[Set task]: Take the material below and retype it in full; pictures are left out.

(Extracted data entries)
┌──
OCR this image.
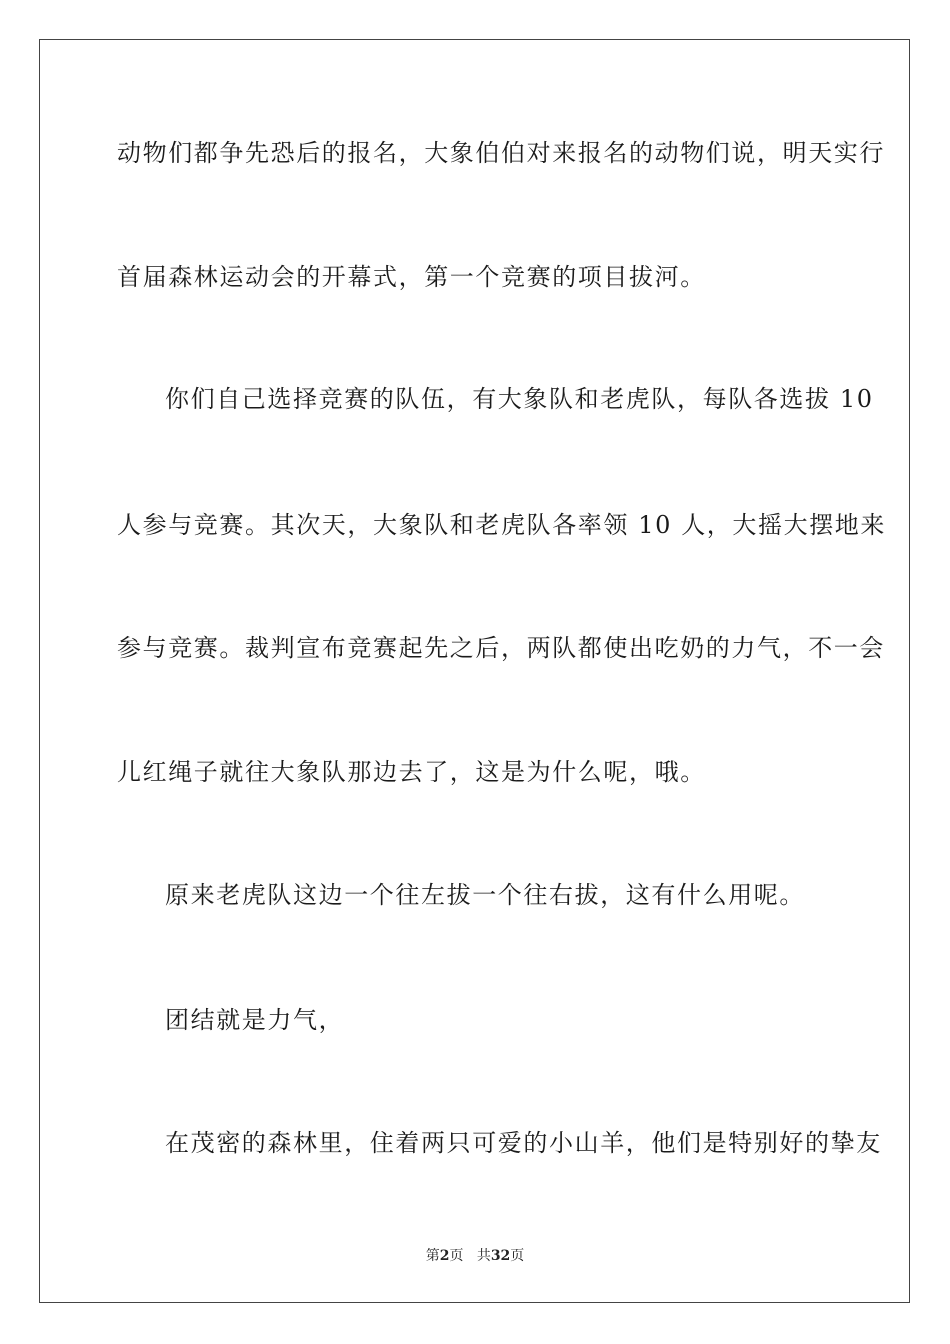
动物们都争先恐后的报名，大象伯伯对来报名的动物们说，明天实行
首届森林运动会的开幕式，第一个竞赛的项目拔河。
你们自己选择竞赛的队伍，有大象队和老虎队，每队各选拔 10
人参与竞赛。其次天，大象队和老虎队各率领 10 人，大摇大摆地来
参与竞赛。裁判宣布竞赛起先之后，两队都使出吃奶的力气，不一会
儿红绳子就往大象队那边去了，这是为什么呢，哦。
原来老虎队这边一个往左拔一个往右拔，这有什么用呢。
团结就是力气，
在茂密的森林里，住着两只可爱的小山羊，他们是特别好的挚友
第2页 共32页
└──
[Exercise output]:
OCR this image.
动物们都争先恐后的报名，大象伯伯对来报名的动物们说，明天实行
首届森林运动会的开幕式，第一个竞赛的项目拔河。
你们自己选择竞赛的队伍，有大象队和老虎队，每队各选拔 10
人参与竞赛。其次天，大象队和老虎队各率领 10 人，大摇大摆地来
参与竞赛。裁判宣布竞赛起先之后，两队都使出吃奶的力气，不一会
儿红绳子就往大象队那边去了，这是为什么呢，哦。
原来老虎队这边一个往左拔一个往右拔，这有什么用呢。
团结就是力气，
在茂密的森林里，住着两只可爱的小山羊，他们是特别好的挚友
第2页 共32页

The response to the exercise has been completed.